***** Entries *****
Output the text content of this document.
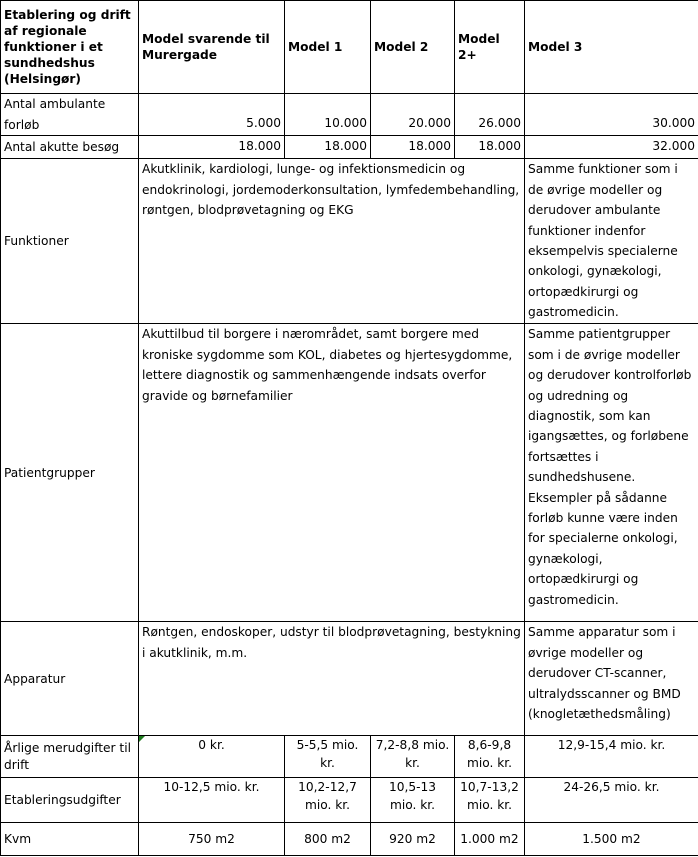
Etablering og drift af regionale funktioner i et sundhedshus (Helsingør)	Model svarende til Murergade	Model 1	Model 2	Model 2+	Model 3
Antal ambulante forløb	5.000	10.000	20.000	26.000	30.000
Antal akutte besøg	18.000	18.000	18.000	18.000	32.000
Funktioner	Akutklinik, kardiologi, lunge- og infektionsmedicin og endokrinologi, jordemoderkonsultation, lymfedembehandling, røntgen, blodprøvetagning og EKG				Samme funktioner som i de øvrige modeller og derudover ambulante funktioner indenfor eksempelvis specialerne onkologi, gynækologi, ortopædkirurgi og gastromedicin.
Patientgrupper	Akuttilbud til borgere i nærområdet, samt borgere med kroniske sygdomme som KOL, diabetes og hjertesygdomme, lettere diagnostik og sammenhængende indsats overfor gravide og børnefamilier				Samme patientgrupper som i de øvrige modeller og derudover kontrolforløb og udredning og diagnostik, som kan igangsættes, og forløbene fortsættes i sundhedshusene. Eksempler på sådanne forløb kunne være inden for specialerne onkologi, gynækologi, ortopædkirurgi og gastromedicin.
Apparatur	Røntgen, endoskoper, udstyr til blodprøvetagning, bestykning i akutklinik, m.m.				Samme apparatur som i øvrige modeller og derudover CT-scanner, ultralydsscanner og BMD (knogletæthedsmåling)
Årlige merudgifter til drift	0 kr.	5-5,5 mio. kr.	7,2-8,8 mio. kr.	8,6-9,8 mio. kr.	12,9-15,4 mio. kr.
Etableringsudgifter	10-12,5 mio. kr.	10,2-12,7 mio. kr.	10,5-13 mio. kr.	10,7-13,2 mio. kr.	24-26,5 mio. kr.
Kvm	750 m2	800 m2	920 m2	1.000 m2	1.500 m2
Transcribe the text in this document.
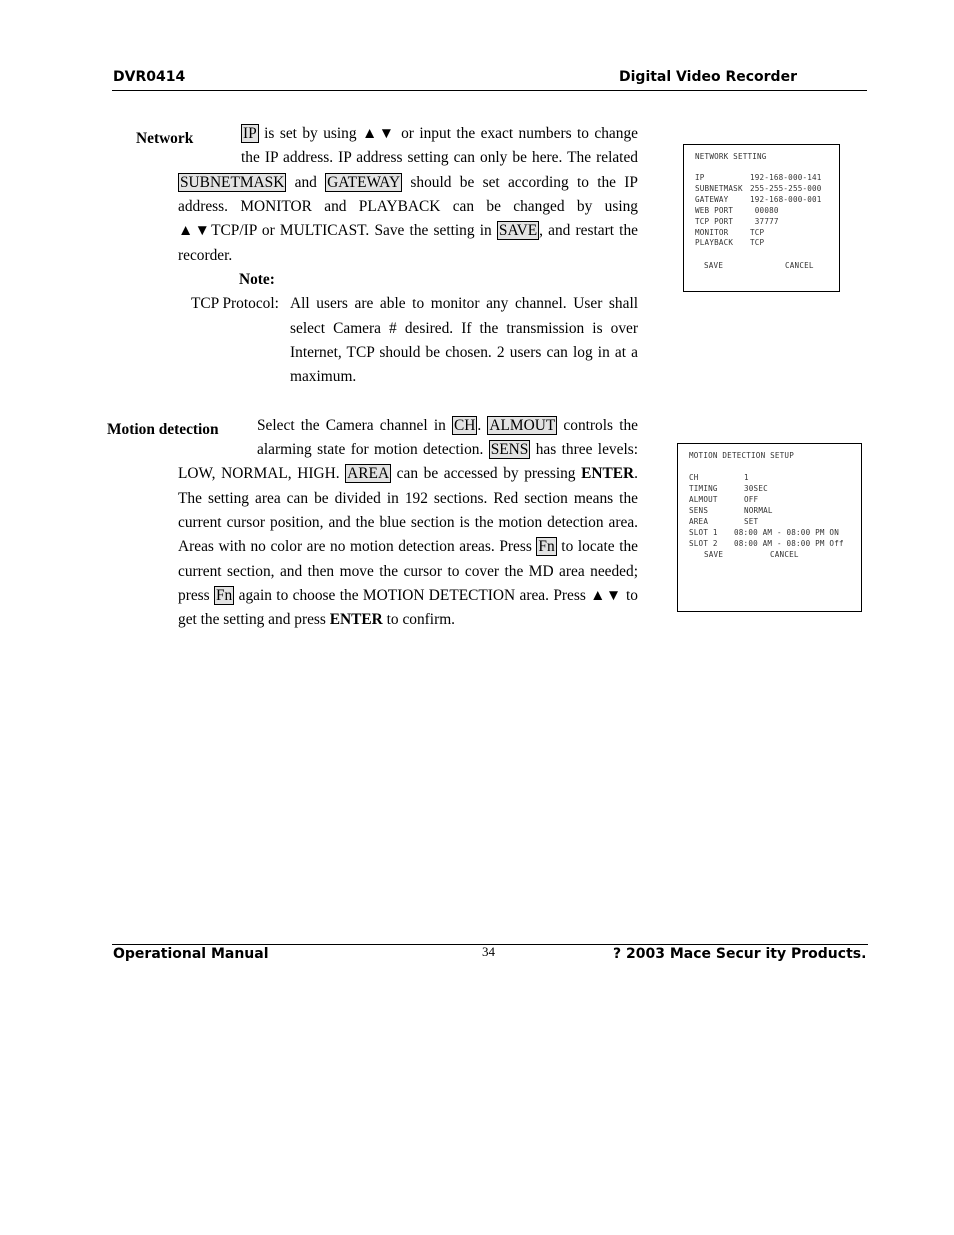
DVR0414	Digital Video Recorder
Network	IP is set by using ▲▼ or input the exact numbers to change
the IP address. IP address setting can only be here. The related
SUBNETMASK and GATEWAY should be set according to the IP
address. MONITOR and PLAYBACK can be changed by using
▲▼TCP/IP or MULTICAST. Save the setting in SAVE , and restart the
recorder.
Note:
TCP Protocol: All users are able to monitor any channel. User shall
select Camera # desired. If the transmission is over
Internet, TCP should be chosen. 2 users can log in at a
maximum.
NETWORK SETTING
IP	192-168-000-141
SUBNETMASK 255-255-255-000
GATEWAY	192-168-000-001
WEB PORT 00080
TCP PORT 37777
MONITOR	TCP
PLAYBACK TCP
SAVE	CANCEL
Motion detection Select the Camera channel in CH . ALMOUT controls the
alarming state for motion detection. SENS has three levels:
LOW, NORMAL, HIGH. AREA can be accessed by pressing ENTER.
The setting area can be divided in 192 sections. Red section means the
current cursor position, and the blue section is the motion detection area.
Areas with no color are no motion detection areas. Press Fn to locate the
current section, and then move the cursor to cover the MD area needed;
press Fn again to choose the MOTION DETECTION area. Press ▲▼ to
get the setting and press ENTER to confirm.
MOTION DETECTION SETUP
CH	1
TIMING	30SEC
ALMOUT	OFF
SENS	NORMAL
AREA	SET
SLOT 1 08:00 AM - 08:00 PM ON
SLOT 2 08:00 AM - 08:00 PM Off
SAVE	CANCEL
Operational Manual	34	? 2003 Mace Secur ity Products.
*****
All the material shown above is to be copied exactly, with no pictures carried over.

▶ [Solution]
Output the text content of this document.
Etablering og drift af regionale funktioner i et sundhedshus (Helsingør)	Model svarende til Murergade	Model 1	Model 2	Model 2+	Model 3
Antal ambulante forløb	5.000	10.000	20.000	26.000	30.000
Antal akutte besøg	18.000	18.000	18.000	18.000	32.000
Funktioner	Akutklinik, kardiologi, lunge- og infektionsmedicin og endokrinologi, jordemoderkonsultation, lymfedembehandling, røntgen, blodprøvetagning og EKG				Samme funktioner som i de øvrige modeller og derudover ambulante funktioner indenfor eksempelvis specialerne onkologi, gynækologi, ortopædkirurgi og gastromedicin.
Patientgrupper	Akuttilbud til borgere i nærområdet, samt borgere med kroniske sygdomme som KOL, diabetes og hjertesygdomme, lettere diagnostik og sammenhængende indsats overfor gravide og børnefamilier				Samme patientgrupper som i de øvrige modeller og derudover kontrolforløb og udredning og diagnostik, som kan igangsættes, og forløbene fortsættes i sundhedshusene. Eksempler på sådanne forløb kunne være inden for specialerne onkologi, gynækologi, ortopædkirurgi og gastromedicin.
Apparatur	Røntgen, endoskoper, udstyr til blodprøvetagning, bestykning i akutklinik, m.m.				Samme apparatur som i øvrige modeller og derudover CT-scanner, ultralydsscanner og BMD (knogletæthedsmåling)
Årlige merudgifter til drift	0 kr.	5-5,5 mio. kr.	7,2-8,8 mio. kr.	8,6-9,8 mio. kr.	12,9-15,4 mio. kr.
Etableringsudgifter	10-12,5 mio. kr.	10,2-12,7 mio. kr.	10,5-13 mio. kr.	10,7-13,2 mio. kr.	24-26,5 mio. kr.
Kvm	750 m2	800 m2	920 m2	1.000 m2	1.500 m2
Transcribe the text in this document.
DVR0414	Digital Video Recorder
Network	IP is set by using ▲▼ or input the exact numbers to change
the IP address. IP address setting can only be here. The related
SUBNETMASK and GATEWAY should be set according to the IP
address. MONITOR and PLAYBACK can be changed by using
▲▼TCP/IP or MULTICAST. Save the setting in SAVE , and restart the
recorder.
Note:
TCP Protocol: All users are able to monitor any channel. User shall
select Camera # desired. If the transmission is over
Internet, TCP should be chosen. 2 users can log in at a
maximum.
NETWORK SETTING
IP	192-168-000-141
SUBNETMASK 255-255-255-000
GATEWAY	192-168-000-001
WEB PORT 00080
TCP PORT 37777
MONITOR	TCP
PLAYBACK TCP
SAVE	CANCEL
Motion detection Select the Camera channel in CH . ALMOUT controls the
alarming state for motion detection. SENS has three levels:
LOW, NORMAL, HIGH. AREA can be accessed by pressing ENTER.
The setting area can be divided in 192 sections. Red section means the
current cursor position, and the blue section is the motion detection area.
Areas with no color are no motion detection areas. Press Fn to locate the
current section, and then move the cursor to cover the MD area needed;
press Fn again to choose the MOTION DETECTION area. Press ▲▼ to
get the setting and press ENTER to confirm.
MOTION DETECTION SETUP
CH	1
TIMING	30SEC
ALMOUT	OFF
SENS	NORMAL
AREA	SET
SLOT 1 08:00 AM - 08:00 PM ON
SLOT 2 08:00 AM - 08:00 PM Off
SAVE	CANCEL
Operational Manual	34	? 2003 Mace Secur ity Products.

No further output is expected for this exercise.